### Problem description
Among the entries below, find the lines with "remark" and copy them.

Extracted data entries:
..........

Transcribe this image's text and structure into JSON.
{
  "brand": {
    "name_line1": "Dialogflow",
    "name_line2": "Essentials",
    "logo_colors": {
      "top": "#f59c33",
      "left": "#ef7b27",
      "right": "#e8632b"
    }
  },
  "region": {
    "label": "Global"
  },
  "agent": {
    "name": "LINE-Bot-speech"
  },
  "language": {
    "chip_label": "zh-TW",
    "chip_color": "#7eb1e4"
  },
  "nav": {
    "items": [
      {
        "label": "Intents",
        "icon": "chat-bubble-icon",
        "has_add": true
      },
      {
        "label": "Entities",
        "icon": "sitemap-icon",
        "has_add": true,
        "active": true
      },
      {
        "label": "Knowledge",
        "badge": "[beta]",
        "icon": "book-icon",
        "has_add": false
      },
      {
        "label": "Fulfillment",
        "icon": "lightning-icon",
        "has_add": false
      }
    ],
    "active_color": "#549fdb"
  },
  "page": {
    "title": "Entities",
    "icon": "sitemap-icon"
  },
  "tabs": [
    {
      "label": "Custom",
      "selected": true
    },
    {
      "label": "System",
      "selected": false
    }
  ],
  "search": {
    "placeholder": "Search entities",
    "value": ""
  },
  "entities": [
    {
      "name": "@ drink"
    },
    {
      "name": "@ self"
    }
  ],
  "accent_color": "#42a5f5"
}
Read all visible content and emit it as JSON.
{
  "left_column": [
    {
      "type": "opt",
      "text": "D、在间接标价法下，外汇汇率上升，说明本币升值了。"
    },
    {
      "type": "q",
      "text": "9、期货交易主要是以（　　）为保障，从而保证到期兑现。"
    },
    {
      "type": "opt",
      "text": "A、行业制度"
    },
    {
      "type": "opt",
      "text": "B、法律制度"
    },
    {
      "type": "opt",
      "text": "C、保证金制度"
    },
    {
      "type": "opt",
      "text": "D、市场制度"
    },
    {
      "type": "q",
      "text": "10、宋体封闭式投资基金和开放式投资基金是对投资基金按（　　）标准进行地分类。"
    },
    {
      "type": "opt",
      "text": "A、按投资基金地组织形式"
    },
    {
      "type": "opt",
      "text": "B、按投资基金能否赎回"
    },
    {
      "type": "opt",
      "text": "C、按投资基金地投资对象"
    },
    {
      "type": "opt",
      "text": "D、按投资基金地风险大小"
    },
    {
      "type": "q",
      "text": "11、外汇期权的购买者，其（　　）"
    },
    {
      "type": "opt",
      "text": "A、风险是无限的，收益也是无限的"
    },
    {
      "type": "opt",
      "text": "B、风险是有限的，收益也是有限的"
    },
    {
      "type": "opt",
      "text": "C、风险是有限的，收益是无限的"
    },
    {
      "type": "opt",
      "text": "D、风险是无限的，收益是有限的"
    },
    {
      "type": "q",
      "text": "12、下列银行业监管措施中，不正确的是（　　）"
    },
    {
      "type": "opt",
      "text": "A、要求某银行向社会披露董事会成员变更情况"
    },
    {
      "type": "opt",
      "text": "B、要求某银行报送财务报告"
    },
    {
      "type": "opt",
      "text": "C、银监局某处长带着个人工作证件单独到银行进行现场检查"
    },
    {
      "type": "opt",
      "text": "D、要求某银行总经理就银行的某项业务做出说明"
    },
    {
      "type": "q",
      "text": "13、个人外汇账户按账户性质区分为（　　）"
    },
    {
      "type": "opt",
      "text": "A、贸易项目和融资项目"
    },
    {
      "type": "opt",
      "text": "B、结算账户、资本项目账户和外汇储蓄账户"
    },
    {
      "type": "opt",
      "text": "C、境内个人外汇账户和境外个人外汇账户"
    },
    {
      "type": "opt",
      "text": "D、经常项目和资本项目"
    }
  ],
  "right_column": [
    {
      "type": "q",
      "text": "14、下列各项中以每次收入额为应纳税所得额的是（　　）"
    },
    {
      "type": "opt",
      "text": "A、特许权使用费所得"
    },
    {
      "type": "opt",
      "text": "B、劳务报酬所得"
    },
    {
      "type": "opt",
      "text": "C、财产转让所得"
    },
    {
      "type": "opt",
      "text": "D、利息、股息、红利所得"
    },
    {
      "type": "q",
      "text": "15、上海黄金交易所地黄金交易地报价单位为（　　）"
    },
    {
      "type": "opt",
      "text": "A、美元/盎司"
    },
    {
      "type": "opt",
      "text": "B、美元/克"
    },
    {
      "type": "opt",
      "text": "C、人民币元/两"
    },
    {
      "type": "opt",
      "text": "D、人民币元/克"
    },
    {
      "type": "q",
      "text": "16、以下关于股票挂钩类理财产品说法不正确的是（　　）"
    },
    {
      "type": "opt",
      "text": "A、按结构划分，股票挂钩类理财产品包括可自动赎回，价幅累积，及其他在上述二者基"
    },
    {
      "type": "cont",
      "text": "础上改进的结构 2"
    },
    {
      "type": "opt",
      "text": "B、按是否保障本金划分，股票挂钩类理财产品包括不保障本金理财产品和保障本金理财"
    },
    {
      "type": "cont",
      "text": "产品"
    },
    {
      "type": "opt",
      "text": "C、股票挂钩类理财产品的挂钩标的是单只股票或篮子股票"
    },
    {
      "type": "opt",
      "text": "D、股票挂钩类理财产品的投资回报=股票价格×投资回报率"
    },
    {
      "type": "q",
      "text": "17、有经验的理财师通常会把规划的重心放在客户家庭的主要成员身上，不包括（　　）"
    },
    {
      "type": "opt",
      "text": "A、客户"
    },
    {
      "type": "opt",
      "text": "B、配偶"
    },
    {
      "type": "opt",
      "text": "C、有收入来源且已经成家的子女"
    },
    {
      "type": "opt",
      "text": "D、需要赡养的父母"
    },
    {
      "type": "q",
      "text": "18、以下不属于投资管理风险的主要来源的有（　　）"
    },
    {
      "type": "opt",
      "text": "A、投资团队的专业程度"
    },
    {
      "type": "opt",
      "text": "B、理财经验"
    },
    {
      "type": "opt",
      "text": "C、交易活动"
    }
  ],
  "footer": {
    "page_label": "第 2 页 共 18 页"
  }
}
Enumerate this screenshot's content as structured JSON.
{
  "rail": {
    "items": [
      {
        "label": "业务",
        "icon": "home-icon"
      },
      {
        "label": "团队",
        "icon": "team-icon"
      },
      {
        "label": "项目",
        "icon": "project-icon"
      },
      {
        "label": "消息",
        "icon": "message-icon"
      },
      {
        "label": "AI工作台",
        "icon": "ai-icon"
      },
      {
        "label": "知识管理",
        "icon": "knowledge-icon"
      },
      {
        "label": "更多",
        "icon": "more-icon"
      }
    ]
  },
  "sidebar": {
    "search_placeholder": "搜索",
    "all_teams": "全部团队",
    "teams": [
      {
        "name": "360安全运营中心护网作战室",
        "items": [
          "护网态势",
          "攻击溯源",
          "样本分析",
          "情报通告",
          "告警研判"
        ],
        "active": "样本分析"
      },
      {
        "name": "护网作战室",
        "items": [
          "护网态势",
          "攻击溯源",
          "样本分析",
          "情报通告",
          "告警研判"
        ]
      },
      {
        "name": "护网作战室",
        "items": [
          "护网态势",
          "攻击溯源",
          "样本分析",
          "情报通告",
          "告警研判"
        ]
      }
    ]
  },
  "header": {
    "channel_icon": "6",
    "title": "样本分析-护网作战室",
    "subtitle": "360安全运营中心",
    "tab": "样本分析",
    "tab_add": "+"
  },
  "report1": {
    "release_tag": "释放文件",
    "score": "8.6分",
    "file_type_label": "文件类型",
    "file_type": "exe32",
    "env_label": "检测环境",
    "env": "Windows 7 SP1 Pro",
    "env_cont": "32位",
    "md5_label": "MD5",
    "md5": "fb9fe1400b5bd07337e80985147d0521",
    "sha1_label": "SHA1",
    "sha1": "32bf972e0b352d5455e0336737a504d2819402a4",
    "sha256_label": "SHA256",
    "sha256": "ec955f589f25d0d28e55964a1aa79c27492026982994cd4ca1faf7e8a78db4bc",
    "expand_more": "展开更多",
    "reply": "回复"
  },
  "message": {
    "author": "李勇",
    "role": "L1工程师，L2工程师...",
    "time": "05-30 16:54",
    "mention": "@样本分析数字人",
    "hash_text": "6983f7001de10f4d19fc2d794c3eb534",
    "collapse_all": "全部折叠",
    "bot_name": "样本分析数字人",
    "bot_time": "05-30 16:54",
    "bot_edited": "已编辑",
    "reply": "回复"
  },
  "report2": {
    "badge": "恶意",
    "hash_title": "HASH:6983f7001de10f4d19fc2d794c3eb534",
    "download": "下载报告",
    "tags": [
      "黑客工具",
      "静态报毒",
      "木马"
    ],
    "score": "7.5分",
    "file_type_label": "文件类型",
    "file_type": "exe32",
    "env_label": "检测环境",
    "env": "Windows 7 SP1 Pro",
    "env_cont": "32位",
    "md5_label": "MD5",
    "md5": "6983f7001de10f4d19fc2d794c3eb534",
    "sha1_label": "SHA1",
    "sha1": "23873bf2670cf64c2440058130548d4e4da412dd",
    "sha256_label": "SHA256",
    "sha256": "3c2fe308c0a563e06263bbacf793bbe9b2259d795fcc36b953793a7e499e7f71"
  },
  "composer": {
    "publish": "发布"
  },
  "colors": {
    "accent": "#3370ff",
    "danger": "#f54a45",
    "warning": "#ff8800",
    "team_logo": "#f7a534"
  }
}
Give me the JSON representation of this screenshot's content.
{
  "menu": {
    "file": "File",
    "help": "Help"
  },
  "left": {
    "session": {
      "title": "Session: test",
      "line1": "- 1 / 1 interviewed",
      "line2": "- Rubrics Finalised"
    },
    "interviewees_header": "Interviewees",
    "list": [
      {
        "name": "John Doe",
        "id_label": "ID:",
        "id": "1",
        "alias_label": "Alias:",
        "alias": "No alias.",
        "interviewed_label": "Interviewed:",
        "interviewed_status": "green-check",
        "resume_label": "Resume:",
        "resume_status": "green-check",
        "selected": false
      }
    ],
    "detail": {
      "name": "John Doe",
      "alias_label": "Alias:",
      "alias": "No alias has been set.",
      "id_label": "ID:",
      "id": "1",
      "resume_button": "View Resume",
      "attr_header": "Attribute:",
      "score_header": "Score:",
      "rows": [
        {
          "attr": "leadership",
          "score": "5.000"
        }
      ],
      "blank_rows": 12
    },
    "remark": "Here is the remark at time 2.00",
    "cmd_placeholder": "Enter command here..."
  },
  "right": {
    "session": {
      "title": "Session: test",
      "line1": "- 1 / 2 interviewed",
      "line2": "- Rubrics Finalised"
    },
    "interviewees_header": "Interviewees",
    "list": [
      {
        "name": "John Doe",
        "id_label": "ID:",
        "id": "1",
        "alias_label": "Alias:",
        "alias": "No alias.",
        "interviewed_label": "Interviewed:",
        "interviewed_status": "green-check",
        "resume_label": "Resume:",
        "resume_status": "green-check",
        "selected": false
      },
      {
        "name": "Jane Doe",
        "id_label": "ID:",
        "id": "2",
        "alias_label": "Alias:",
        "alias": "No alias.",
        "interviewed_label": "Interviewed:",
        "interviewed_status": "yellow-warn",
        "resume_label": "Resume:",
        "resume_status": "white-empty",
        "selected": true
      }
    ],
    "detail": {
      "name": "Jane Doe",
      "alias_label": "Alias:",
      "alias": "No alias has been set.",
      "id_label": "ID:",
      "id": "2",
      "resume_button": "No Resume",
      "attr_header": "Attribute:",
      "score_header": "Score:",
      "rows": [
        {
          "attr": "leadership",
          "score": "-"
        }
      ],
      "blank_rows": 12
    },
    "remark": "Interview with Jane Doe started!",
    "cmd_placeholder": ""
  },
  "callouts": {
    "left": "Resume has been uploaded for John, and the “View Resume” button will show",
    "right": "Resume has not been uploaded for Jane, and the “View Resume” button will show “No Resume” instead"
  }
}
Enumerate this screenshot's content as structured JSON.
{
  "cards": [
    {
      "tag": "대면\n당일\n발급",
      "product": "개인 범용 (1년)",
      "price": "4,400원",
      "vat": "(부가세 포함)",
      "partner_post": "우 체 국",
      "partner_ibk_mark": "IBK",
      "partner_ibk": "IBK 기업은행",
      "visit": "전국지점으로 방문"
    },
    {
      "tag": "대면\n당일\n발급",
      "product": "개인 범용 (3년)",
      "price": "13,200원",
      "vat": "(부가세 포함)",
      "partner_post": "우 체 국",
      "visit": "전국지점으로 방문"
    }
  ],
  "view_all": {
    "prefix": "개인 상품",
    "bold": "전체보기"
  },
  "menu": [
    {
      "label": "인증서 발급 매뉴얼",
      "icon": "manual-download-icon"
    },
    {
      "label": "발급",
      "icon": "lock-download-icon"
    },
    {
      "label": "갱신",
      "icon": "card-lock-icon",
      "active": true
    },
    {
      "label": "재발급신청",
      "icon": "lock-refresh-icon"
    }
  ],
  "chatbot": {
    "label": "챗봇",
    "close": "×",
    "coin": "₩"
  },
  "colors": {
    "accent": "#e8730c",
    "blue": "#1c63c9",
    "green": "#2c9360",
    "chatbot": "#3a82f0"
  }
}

..........

### Response to this exercise
    "remark": "Here is the remark at time 2.00",
    "remark": "Interview with Jane Doe started!",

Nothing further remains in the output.